What to do:
Gather all lines in the records below that include the word "days".

Records to process:
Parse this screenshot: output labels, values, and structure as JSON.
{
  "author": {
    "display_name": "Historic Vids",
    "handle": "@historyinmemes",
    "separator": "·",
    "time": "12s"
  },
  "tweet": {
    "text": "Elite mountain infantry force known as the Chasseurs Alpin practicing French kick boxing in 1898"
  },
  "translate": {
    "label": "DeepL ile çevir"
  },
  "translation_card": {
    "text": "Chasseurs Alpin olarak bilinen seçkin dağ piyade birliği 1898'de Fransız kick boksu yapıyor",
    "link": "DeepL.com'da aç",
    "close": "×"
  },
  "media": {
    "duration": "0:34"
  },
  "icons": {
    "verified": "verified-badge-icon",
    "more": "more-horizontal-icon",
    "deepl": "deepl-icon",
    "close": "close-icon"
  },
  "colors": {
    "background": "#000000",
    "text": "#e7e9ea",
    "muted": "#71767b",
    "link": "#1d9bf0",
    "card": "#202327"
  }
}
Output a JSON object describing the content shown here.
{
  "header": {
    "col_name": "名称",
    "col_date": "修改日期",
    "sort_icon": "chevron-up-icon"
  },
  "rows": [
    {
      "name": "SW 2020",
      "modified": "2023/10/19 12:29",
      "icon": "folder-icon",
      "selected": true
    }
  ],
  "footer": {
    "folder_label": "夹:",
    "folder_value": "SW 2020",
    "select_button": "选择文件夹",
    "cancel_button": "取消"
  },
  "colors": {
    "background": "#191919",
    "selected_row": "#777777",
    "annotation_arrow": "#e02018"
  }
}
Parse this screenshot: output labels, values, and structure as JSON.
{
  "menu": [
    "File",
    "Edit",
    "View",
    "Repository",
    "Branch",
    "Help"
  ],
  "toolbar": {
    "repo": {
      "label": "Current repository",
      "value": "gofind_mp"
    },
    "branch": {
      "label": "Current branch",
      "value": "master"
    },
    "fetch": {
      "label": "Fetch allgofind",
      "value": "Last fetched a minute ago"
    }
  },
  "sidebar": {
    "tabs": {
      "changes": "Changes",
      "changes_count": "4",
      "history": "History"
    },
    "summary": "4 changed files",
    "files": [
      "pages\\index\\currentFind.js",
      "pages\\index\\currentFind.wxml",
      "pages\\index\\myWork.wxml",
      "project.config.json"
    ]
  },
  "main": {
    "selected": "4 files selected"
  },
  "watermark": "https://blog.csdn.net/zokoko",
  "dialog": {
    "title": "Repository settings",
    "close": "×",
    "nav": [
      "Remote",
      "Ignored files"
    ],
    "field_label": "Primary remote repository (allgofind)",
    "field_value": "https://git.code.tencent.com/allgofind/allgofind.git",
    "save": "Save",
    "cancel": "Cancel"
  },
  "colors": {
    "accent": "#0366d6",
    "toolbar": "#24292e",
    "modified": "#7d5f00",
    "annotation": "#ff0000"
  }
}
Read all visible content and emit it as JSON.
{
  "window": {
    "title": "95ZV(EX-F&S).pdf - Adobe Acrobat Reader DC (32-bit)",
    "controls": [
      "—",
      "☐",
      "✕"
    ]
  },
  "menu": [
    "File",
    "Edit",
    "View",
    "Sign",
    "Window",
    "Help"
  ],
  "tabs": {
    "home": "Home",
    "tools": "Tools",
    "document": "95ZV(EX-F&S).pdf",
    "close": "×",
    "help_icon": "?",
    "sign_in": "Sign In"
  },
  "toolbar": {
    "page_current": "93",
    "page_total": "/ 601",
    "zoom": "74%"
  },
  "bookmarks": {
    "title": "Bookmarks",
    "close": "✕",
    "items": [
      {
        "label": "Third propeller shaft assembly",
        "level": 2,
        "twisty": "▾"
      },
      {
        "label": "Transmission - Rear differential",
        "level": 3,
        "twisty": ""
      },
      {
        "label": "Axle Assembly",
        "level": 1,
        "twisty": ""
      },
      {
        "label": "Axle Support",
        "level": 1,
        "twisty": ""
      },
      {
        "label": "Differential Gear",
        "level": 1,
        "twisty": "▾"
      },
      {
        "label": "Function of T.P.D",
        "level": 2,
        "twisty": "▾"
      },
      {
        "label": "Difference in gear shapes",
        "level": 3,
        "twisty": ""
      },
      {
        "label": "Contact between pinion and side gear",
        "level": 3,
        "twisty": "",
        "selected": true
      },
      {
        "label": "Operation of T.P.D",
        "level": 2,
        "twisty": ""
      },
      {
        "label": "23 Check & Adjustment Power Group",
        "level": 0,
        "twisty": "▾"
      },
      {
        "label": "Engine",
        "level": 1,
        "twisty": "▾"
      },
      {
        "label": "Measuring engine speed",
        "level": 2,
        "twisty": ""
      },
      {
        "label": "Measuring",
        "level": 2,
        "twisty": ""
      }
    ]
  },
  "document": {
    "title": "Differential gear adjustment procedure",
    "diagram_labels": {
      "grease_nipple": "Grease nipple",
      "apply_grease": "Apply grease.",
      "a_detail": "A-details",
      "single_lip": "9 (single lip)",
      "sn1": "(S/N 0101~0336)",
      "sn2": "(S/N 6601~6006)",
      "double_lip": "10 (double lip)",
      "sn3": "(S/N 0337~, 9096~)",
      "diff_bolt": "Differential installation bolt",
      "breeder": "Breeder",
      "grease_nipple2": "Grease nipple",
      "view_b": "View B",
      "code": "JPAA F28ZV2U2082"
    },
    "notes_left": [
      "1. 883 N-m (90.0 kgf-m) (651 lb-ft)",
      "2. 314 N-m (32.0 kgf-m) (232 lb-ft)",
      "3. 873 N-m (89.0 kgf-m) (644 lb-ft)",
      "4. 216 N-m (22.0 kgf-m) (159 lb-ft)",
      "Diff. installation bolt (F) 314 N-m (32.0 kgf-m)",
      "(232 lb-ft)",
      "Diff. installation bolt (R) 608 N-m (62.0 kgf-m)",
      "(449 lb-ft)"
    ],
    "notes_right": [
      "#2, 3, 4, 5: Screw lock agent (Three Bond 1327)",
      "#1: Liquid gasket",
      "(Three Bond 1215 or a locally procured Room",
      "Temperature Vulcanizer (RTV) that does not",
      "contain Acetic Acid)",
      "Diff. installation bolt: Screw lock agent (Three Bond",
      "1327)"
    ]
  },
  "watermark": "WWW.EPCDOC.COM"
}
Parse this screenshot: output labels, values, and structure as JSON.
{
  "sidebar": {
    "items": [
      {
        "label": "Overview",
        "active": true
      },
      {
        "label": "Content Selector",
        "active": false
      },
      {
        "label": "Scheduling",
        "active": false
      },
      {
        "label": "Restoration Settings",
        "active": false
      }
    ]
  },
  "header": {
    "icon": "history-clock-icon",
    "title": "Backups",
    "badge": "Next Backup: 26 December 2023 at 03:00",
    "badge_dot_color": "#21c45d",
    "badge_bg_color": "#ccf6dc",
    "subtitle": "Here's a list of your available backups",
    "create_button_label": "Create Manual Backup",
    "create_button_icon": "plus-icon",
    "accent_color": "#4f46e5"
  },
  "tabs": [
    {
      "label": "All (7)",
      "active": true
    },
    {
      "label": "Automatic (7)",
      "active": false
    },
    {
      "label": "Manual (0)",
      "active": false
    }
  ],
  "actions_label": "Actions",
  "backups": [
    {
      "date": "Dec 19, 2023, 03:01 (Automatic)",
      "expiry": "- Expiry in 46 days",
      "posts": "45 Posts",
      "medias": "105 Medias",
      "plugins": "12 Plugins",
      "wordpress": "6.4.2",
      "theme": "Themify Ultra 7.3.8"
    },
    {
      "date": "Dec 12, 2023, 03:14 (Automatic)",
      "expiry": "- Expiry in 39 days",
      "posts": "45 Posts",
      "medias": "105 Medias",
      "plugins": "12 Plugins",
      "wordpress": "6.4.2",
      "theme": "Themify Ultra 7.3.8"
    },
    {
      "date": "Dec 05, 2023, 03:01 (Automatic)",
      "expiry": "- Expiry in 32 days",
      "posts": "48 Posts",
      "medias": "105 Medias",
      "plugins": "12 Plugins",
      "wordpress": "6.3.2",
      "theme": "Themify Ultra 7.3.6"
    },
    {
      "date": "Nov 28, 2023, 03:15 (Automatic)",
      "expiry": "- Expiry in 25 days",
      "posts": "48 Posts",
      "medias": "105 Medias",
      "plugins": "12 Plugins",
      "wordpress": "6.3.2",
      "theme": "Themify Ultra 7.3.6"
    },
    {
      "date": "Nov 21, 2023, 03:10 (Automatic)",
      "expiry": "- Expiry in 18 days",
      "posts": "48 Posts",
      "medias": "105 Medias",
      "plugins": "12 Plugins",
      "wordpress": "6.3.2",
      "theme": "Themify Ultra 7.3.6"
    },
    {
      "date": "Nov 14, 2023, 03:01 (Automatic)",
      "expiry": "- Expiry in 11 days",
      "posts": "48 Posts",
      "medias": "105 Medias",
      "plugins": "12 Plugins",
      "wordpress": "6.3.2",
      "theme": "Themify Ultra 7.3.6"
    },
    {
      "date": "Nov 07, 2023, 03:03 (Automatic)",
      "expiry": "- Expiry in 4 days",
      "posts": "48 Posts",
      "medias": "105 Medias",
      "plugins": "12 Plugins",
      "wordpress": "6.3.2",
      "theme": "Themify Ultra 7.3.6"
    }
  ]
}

Exercise answer:
      "expiry": "- Expiry in 46 days",
      "expiry": "- Expiry in 39 days",
      "expiry": "- Expiry in 32 days",
      "expiry": "- Expiry in 25 days",
      "expiry": "- Expiry in 18 days",
      "expiry": "- Expiry in 11 days",
      "expiry": "- Expiry in 4 days",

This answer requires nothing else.